**Passage to read:**
Texas school districts asked to return $16.2 million in Medicaid funding
Texas Health and Human Services is asking hundreds of school districts to return the money they received through a state Medicaid reimbursement program over a decade ago after the federal government found it was billed incorrectly.
AUSTIN (KXAN) – Texas Health and Human Services is asking hundreds of school districts to return the money they received through a state Medicaid reimbursement program over a decade ago after the federal government found it was billed incorrectly.
The request comes after a 2017 federal audit reviewed expenditures claimed on behalf of Austin Independent School District and Dallas Independent School District from fiscal year 2011.
Inspectors said they found more than 238 instances where service costs, which the state’s Medicaid reimbursement program SHARS claimed on behalf of those school districts, were coded incorrectly.
As a result of the audit, the Centers for Medicare and Medicaid directed HHSC to refund $16.2 million, but years of appeals from the state agency postponed the repayment.
On Dec. 10, the agency emailed over 500 school districts that received SHARS funding in fiscal year 2011, requiring them to return money to HHSC “so it can be repaid to CMS.”
In the notice, HHSC gave school districts the option to return the money in full, request the agency offset future claims to the Medicaid reimbursement program, or enter a six-week payment plan.
HHSC records provided to KXAN show school districts’ re-payments range from $100 to over $800,000. The request comes as districts across the state are already cutting programs and facing budget shortfalls.
Leander ISD’s Chief Financial Officer Pete Pape is set to repay more than $99,000 to HHSC based on the 2017 audit. The district passed a budget with a $13 million deficit this summer and sent more than $11 million back to the state through Recapture.
“You can bend so, so much and then then you get to the point, you start breaking or you start taking from other programs or other services,” Pape said.
The SHARS Medicaid program covers medical services, including therapy and screenings, for special education students who are eligible for Medicaid. Districts are legally required to provide these services.

**Dataset:**
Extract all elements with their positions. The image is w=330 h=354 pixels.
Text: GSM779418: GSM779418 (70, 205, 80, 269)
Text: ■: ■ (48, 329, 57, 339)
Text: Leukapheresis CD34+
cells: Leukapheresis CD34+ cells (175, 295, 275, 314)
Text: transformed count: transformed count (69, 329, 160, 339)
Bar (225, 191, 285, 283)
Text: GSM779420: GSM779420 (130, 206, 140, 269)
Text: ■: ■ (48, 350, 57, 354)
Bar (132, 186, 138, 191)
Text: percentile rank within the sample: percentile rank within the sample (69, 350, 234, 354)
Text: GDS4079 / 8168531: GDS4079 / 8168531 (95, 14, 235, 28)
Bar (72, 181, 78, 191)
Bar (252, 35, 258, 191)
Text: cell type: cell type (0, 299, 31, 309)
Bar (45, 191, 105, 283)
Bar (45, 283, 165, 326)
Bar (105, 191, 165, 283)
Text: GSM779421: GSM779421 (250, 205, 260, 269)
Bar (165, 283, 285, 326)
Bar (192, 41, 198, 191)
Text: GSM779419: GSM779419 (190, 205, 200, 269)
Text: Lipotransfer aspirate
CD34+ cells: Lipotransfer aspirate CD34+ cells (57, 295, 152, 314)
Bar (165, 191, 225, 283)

**Questions:**
(1) From the article on Texas school districts returning Medicaid funding, list every option HHSC gave school districts for returning the money.
(2) Write the next few sentences of the article on Texas school districts returning Medicaid funding, beginning after its final sentence.

**Answers for the tasks:**
(1)
- Return the money in full
- Request that the agency offset future claims to the Medicaid reimbursement program
- Enter a six-week payment plan

(2)
“It was 2011. Nothing said [HHSC] had to take those findings and those, you know, from two districts in the state and extrapolate that across the whole state. And they did it six years later,” Pape said.
In a statement to KXAN, HHSC officials said the agency already repaid the federal government $16.2 million, and that it is required by law to recoup the amount overpaid to districts. The agency also instituted an administrative fee in 2017, which withheld 1% of participating districts' total Medicaid reimbursement into an audit reserve fund.
HHSC officials did not provide further information on which law requires recoupment.
“Since 2017, HHSC worked diligently with our federal oversight partners to maintain SHARS funding and overturn the decision to deny the funding. It was a federal decision to not maintain SHARS funding, not a state decision,” HHSC officials said in a statement to KXAN.
A spokesperson for CMS said the Biden-Harris administration is committed to expanding access to healthcare services in schools and reducing the administrative burden of seeking Medicaid payment for school-based services.
“We refer you to the state’s Medicaid agency for questions about their actions […] and steps the state has taken to comply with audit findings,” a CMS spokesperson said in response to KXAN asking if it required HHSC to collect refunds from participating school districts.